Some records
'''

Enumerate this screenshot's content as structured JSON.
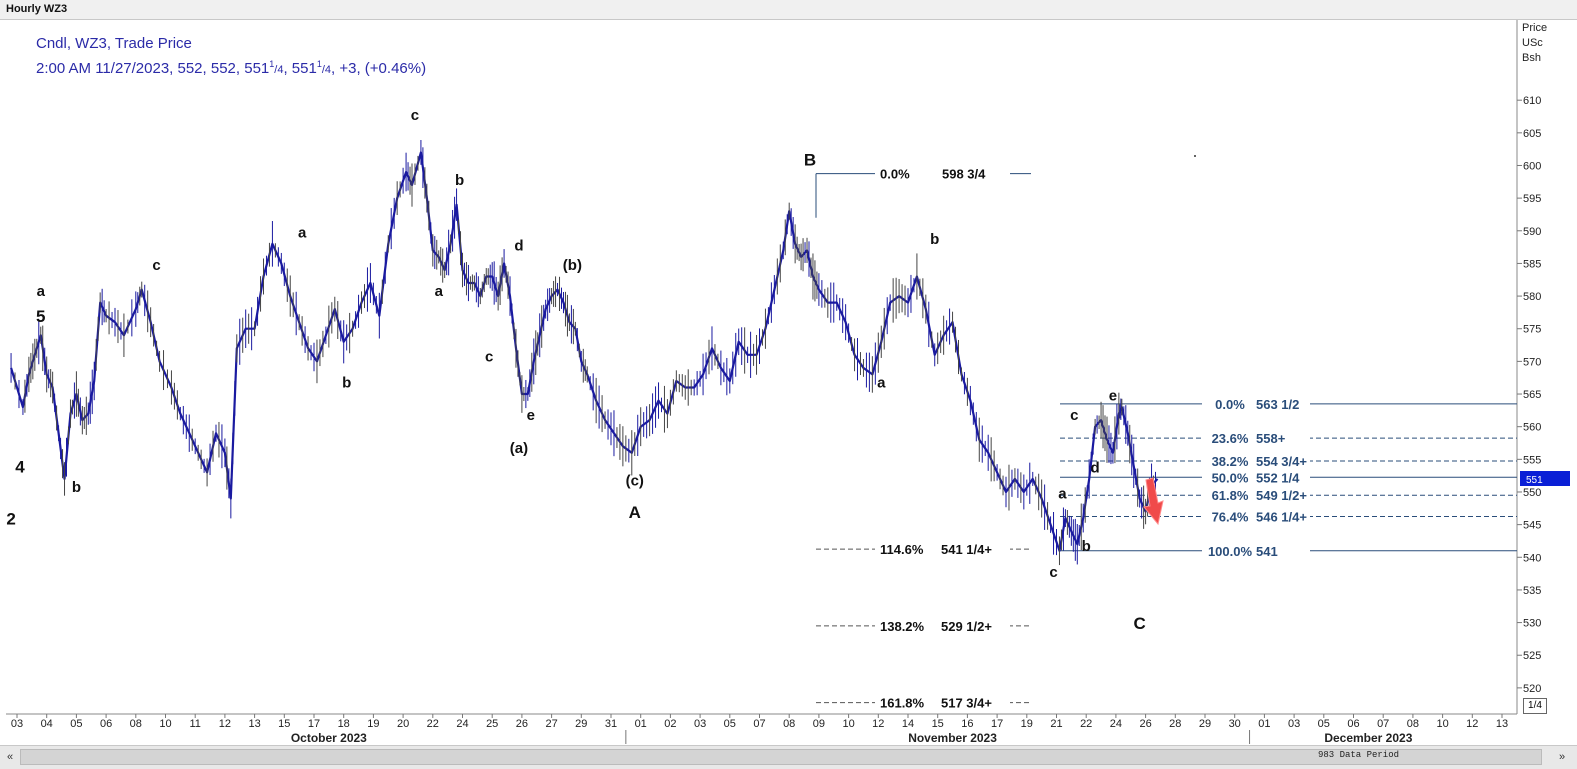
{
  "window": {
    "title": "Hourly WZ3"
  },
  "header": {
    "line1": "Cndl, WZ3, Trade Price",
    "line2_pre": "2:00 AM 11/27/2023, 552, 552, 551",
    "frac": "1",
    "frac_den": "/4",
    "line2_mid": ", 551",
    "line2_post": ", +3, (+0.46%)"
  },
  "axis": {
    "unit_lines": [
      "Price",
      "USc",
      "Bsh"
    ],
    "current_price_box": "551",
    "fraction_box": "1/4",
    "data_period": "983 Data Period"
  },
  "chart_data": {
    "type": "candlestick",
    "ylim": [
      516,
      615
    ],
    "y_ticks": [
      520,
      525,
      530,
      535,
      540,
      545,
      550,
      555,
      560,
      565,
      570,
      575,
      580,
      585,
      590,
      595,
      600,
      605,
      610
    ],
    "x_ticks": [
      {
        "label": "03",
        "i": 0
      },
      {
        "label": "04",
        "i": 1
      },
      {
        "label": "05",
        "i": 2
      },
      {
        "label": "06",
        "i": 3
      },
      {
        "label": "08",
        "i": 4
      },
      {
        "label": "10",
        "i": 5
      },
      {
        "label": "11",
        "i": 6
      },
      {
        "label": "12",
        "i": 7
      },
      {
        "label": "13",
        "i": 8
      },
      {
        "label": "15",
        "i": 9
      },
      {
        "label": "17",
        "i": 10
      },
      {
        "label": "18",
        "i": 11
      },
      {
        "label": "19",
        "i": 12
      },
      {
        "label": "20",
        "i": 13
      },
      {
        "label": "22",
        "i": 14
      },
      {
        "label": "24",
        "i": 15
      },
      {
        "label": "25",
        "i": 16
      },
      {
        "label": "26",
        "i": 17
      },
      {
        "label": "27",
        "i": 18
      },
      {
        "label": "29",
        "i": 19
      },
      {
        "label": "31",
        "i": 20
      },
      {
        "label": "01",
        "i": 21
      },
      {
        "label": "02",
        "i": 22
      },
      {
        "label": "03",
        "i": 23
      },
      {
        "label": "05",
        "i": 24
      },
      {
        "label": "07",
        "i": 25
      },
      {
        "label": "08",
        "i": 26
      },
      {
        "label": "09",
        "i": 27
      },
      {
        "label": "10",
        "i": 28
      },
      {
        "label": "12",
        "i": 29
      },
      {
        "label": "14",
        "i": 30
      },
      {
        "label": "15",
        "i": 31
      },
      {
        "label": "16",
        "i": 32
      },
      {
        "label": "17",
        "i": 33
      },
      {
        "label": "19",
        "i": 34
      },
      {
        "label": "21",
        "i": 35
      },
      {
        "label": "22",
        "i": 36
      },
      {
        "label": "24",
        "i": 37
      },
      {
        "label": "26",
        "i": 38
      },
      {
        "label": "28",
        "i": 39
      },
      {
        "label": "29",
        "i": 40
      },
      {
        "label": "30",
        "i": 41
      },
      {
        "label": "01",
        "i": 42
      },
      {
        "label": "03",
        "i": 43
      },
      {
        "label": "05",
        "i": 44
      },
      {
        "label": "06",
        "i": 45
      },
      {
        "label": "07",
        "i": 46
      },
      {
        "label": "08",
        "i": 47
      },
      {
        "label": "10",
        "i": 48
      },
      {
        "label": "12",
        "i": 49
      },
      {
        "label": "13",
        "i": 50
      }
    ],
    "months": [
      {
        "label": "October 2023",
        "i": 10.5
      },
      {
        "label": "November 2023",
        "i": 31.5
      },
      {
        "label": "December 2023",
        "i": 45.5
      }
    ],
    "month_separators": [
      20.5,
      41.5
    ],
    "price_path": [
      [
        -0.2,
        569
      ],
      [
        0.2,
        563
      ],
      [
        0.4,
        568
      ],
      [
        0.6,
        571
      ],
      [
        0.8,
        574
      ],
      [
        1.0,
        568
      ],
      [
        1.2,
        566
      ],
      [
        1.4,
        559
      ],
      [
        1.6,
        552
      ],
      [
        1.8,
        562
      ],
      [
        2.0,
        565
      ],
      [
        2.2,
        561
      ],
      [
        2.4,
        562
      ],
      [
        2.6,
        567
      ],
      [
        2.8,
        579
      ],
      [
        3.0,
        577
      ],
      [
        3.3,
        576
      ],
      [
        3.6,
        574
      ],
      [
        4.0,
        578
      ],
      [
        4.2,
        581
      ],
      [
        4.5,
        576
      ],
      [
        4.8,
        570
      ],
      [
        5.2,
        566
      ],
      [
        5.5,
        562
      ],
      [
        5.8,
        559
      ],
      [
        6.1,
        556
      ],
      [
        6.4,
        553
      ],
      [
        6.7,
        559
      ],
      [
        7.0,
        556
      ],
      [
        7.2,
        549
      ],
      [
        7.4,
        572
      ],
      [
        7.7,
        575
      ],
      [
        8.0,
        575
      ],
      [
        8.3,
        583
      ],
      [
        8.6,
        588
      ],
      [
        8.9,
        585
      ],
      [
        9.2,
        580
      ],
      [
        9.5,
        576
      ],
      [
        9.8,
        572
      ],
      [
        10.1,
        570
      ],
      [
        10.4,
        574
      ],
      [
        10.7,
        578
      ],
      [
        11.0,
        573
      ],
      [
        11.3,
        575
      ],
      [
        11.6,
        579
      ],
      [
        11.9,
        582
      ],
      [
        12.2,
        577
      ],
      [
        12.5,
        588
      ],
      [
        12.8,
        595
      ],
      [
        13.1,
        599
      ],
      [
        13.3,
        597
      ],
      [
        13.6,
        602
      ],
      [
        13.8,
        595
      ],
      [
        14.0,
        587
      ],
      [
        14.2,
        586
      ],
      [
        14.4,
        584
      ],
      [
        14.6,
        588
      ],
      [
        14.8,
        594
      ],
      [
        15.0,
        584
      ],
      [
        15.2,
        582
      ],
      [
        15.4,
        582
      ],
      [
        15.6,
        580
      ],
      [
        15.8,
        583
      ],
      [
        16.0,
        583
      ],
      [
        16.2,
        580
      ],
      [
        16.4,
        585
      ],
      [
        16.6,
        580
      ],
      [
        16.8,
        572
      ],
      [
        17.0,
        565
      ],
      [
        17.2,
        565
      ],
      [
        17.4,
        570
      ],
      [
        17.6,
        574
      ],
      [
        17.8,
        578
      ],
      [
        18.0,
        580
      ],
      [
        18.2,
        581
      ],
      [
        18.4,
        579
      ],
      [
        18.6,
        576
      ],
      [
        18.8,
        575
      ],
      [
        19.0,
        570
      ],
      [
        19.2,
        568
      ],
      [
        19.5,
        564
      ],
      [
        19.8,
        561
      ],
      [
        20.1,
        559
      ],
      [
        20.4,
        557
      ],
      [
        20.7,
        556
      ],
      [
        21.0,
        560
      ],
      [
        21.3,
        561
      ],
      [
        21.6,
        564
      ],
      [
        21.9,
        562
      ],
      [
        22.2,
        567
      ],
      [
        22.5,
        566
      ],
      [
        22.8,
        566
      ],
      [
        23.1,
        568
      ],
      [
        23.4,
        572
      ],
      [
        23.7,
        569
      ],
      [
        24.0,
        567
      ],
      [
        24.3,
        573
      ],
      [
        24.6,
        571
      ],
      [
        24.9,
        571
      ],
      [
        25.2,
        575
      ],
      [
        25.5,
        581
      ],
      [
        25.8,
        587
      ],
      [
        26.0,
        593
      ],
      [
        26.2,
        588
      ],
      [
        26.4,
        586
      ],
      [
        26.6,
        587
      ],
      [
        26.8,
        583
      ],
      [
        27.0,
        581
      ],
      [
        27.3,
        579
      ],
      [
        27.6,
        579
      ],
      [
        27.9,
        576
      ],
      [
        28.2,
        571
      ],
      [
        28.5,
        569
      ],
      [
        28.8,
        568
      ],
      [
        29.1,
        573
      ],
      [
        29.4,
        579
      ],
      [
        29.7,
        580
      ],
      [
        30.0,
        579
      ],
      [
        30.3,
        583
      ],
      [
        30.6,
        578
      ],
      [
        30.9,
        571
      ],
      [
        31.2,
        574
      ],
      [
        31.5,
        576
      ],
      [
        31.8,
        568
      ],
      [
        32.1,
        564
      ],
      [
        32.4,
        558
      ],
      [
        32.7,
        556
      ],
      [
        33.0,
        553
      ],
      [
        33.3,
        550
      ],
      [
        33.6,
        552
      ],
      [
        33.9,
        550
      ],
      [
        34.2,
        552
      ],
      [
        34.5,
        549
      ],
      [
        34.8,
        545
      ],
      [
        35.1,
        541
      ],
      [
        35.3,
        546
      ],
      [
        35.5,
        544
      ],
      [
        35.7,
        542
      ],
      [
        35.9,
        546
      ],
      [
        36.1,
        552
      ],
      [
        36.3,
        560
      ],
      [
        36.5,
        561
      ],
      [
        36.7,
        558
      ],
      [
        36.9,
        556
      ],
      [
        37.1,
        562
      ],
      [
        37.2,
        563
      ],
      [
        37.4,
        559
      ],
      [
        37.6,
        554
      ],
      [
        37.8,
        549
      ],
      [
        38.0,
        547
      ],
      [
        38.2,
        551
      ],
      [
        38.4,
        552
      ]
    ],
    "wave_labels": [
      {
        "text": "a",
        "i": 0.8,
        "y": 580,
        "big": false
      },
      {
        "text": "5",
        "i": 0.8,
        "y": 576,
        "big": true
      },
      {
        "text": "4",
        "i": 0.1,
        "y": 553,
        "big": true
      },
      {
        "text": "b",
        "i": 2.0,
        "y": 550,
        "big": false
      },
      {
        "text": "2",
        "i": -0.2,
        "y": 545,
        "big": true
      },
      {
        "text": "c",
        "i": 4.7,
        "y": 584,
        "big": false
      },
      {
        "text": "a",
        "i": 9.6,
        "y": 589,
        "big": false
      },
      {
        "text": "b",
        "i": 11.1,
        "y": 566,
        "big": false
      },
      {
        "text": "c",
        "i": 13.4,
        "y": 607,
        "big": false
      },
      {
        "text": "b",
        "i": 14.9,
        "y": 597,
        "big": false
      },
      {
        "text": "a",
        "i": 14.2,
        "y": 580,
        "big": false
      },
      {
        "text": "d",
        "i": 16.9,
        "y": 587,
        "big": false
      },
      {
        "text": "c",
        "i": 15.9,
        "y": 570,
        "big": false
      },
      {
        "text": "e",
        "i": 17.3,
        "y": 561,
        "big": false
      },
      {
        "text": "(a)",
        "i": 16.9,
        "y": 556,
        "big": false
      },
      {
        "text": "(b)",
        "i": 18.7,
        "y": 584,
        "big": false
      },
      {
        "text": "(c)",
        "i": 20.8,
        "y": 551,
        "big": false
      },
      {
        "text": "A",
        "i": 20.8,
        "y": 546,
        "big": true
      },
      {
        "text": "B",
        "i": 26.7,
        "y": 600,
        "big": true
      },
      {
        "text": "b",
        "i": 30.9,
        "y": 588,
        "big": false
      },
      {
        "text": "a",
        "i": 29.1,
        "y": 566,
        "big": false
      },
      {
        "text": "a",
        "i": 35.2,
        "y": 549,
        "big": false
      },
      {
        "text": "b",
        "i": 36.0,
        "y": 541,
        "big": false
      },
      {
        "text": "c",
        "i": 34.9,
        "y": 537,
        "big": false
      },
      {
        "text": "c",
        "i": 35.6,
        "y": 561,
        "big": false
      },
      {
        "text": "d",
        "i": 36.3,
        "y": 553,
        "big": false
      },
      {
        "text": "e",
        "i": 36.9,
        "y": 564,
        "big": false
      },
      {
        "text": "C",
        "i": 37.8,
        "y": 529,
        "big": true
      }
    ],
    "fib_upper": [
      {
        "label": "0.0%",
        "value_label": "563 1/2",
        "y": 563.5,
        "style": "solid"
      },
      {
        "label": "23.6%",
        "value_label": "558+",
        "y": 558.25,
        "style": "dash"
      },
      {
        "label": "38.2%",
        "value_label": "554 3/4+",
        "y": 554.75,
        "style": "dash"
      },
      {
        "label": "50.0%",
        "value_label": "552 1/4",
        "y": 552.25,
        "style": "solid"
      },
      {
        "label": "61.8%",
        "value_label": "549 1/2+",
        "y": 549.5,
        "style": "dash"
      },
      {
        "label": "76.4%",
        "value_label": "546 1/4+",
        "y": 546.25,
        "style": "dash"
      },
      {
        "label": "100.0%",
        "value_label": "541",
        "y": 541,
        "style": "solid"
      }
    ],
    "fib_ext": [
      {
        "label": "0.0%",
        "value_label": "598 3/4",
        "y": 598.75,
        "style": "solid"
      },
      {
        "label": "114.6%",
        "value_label": "541 1/4+",
        "y": 541.25,
        "style": "dash"
      },
      {
        "label": "138.2%",
        "value_label": "529 1/2+",
        "y": 529.5,
        "style": "dash"
      },
      {
        "label": "161.8%",
        "value_label": "517 3/4+",
        "y": 517.75,
        "style": "dash"
      }
    ]
  }
}
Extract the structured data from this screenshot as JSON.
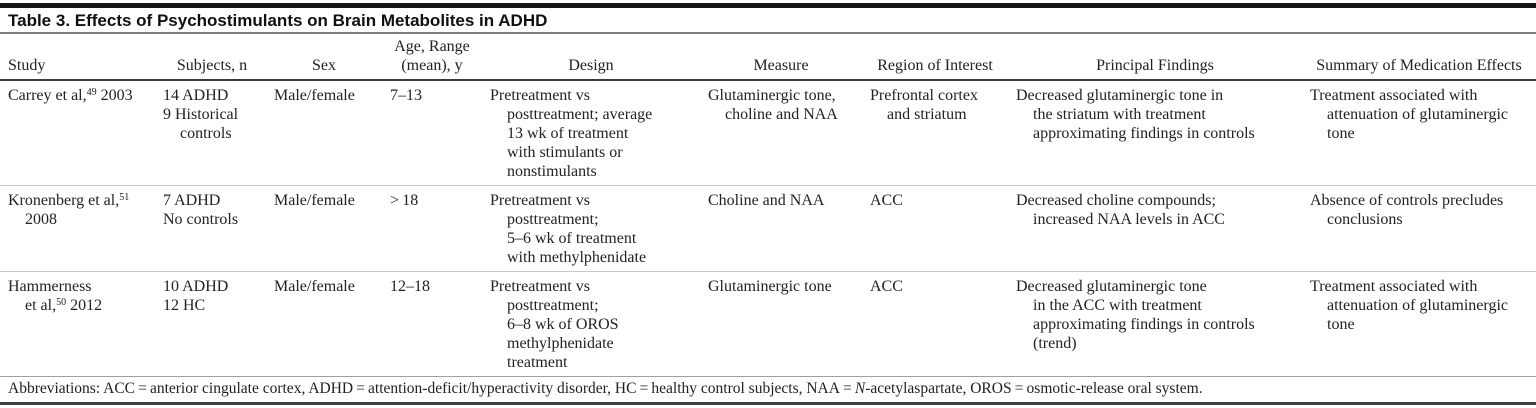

'''

* _What is required_:
Reproduce each line of the entries in which the word "this" is found.

* _Exercise output_:
Enumerate this screenshot's content as structured JSON.
Extract the structured data from this screenshot as JSON.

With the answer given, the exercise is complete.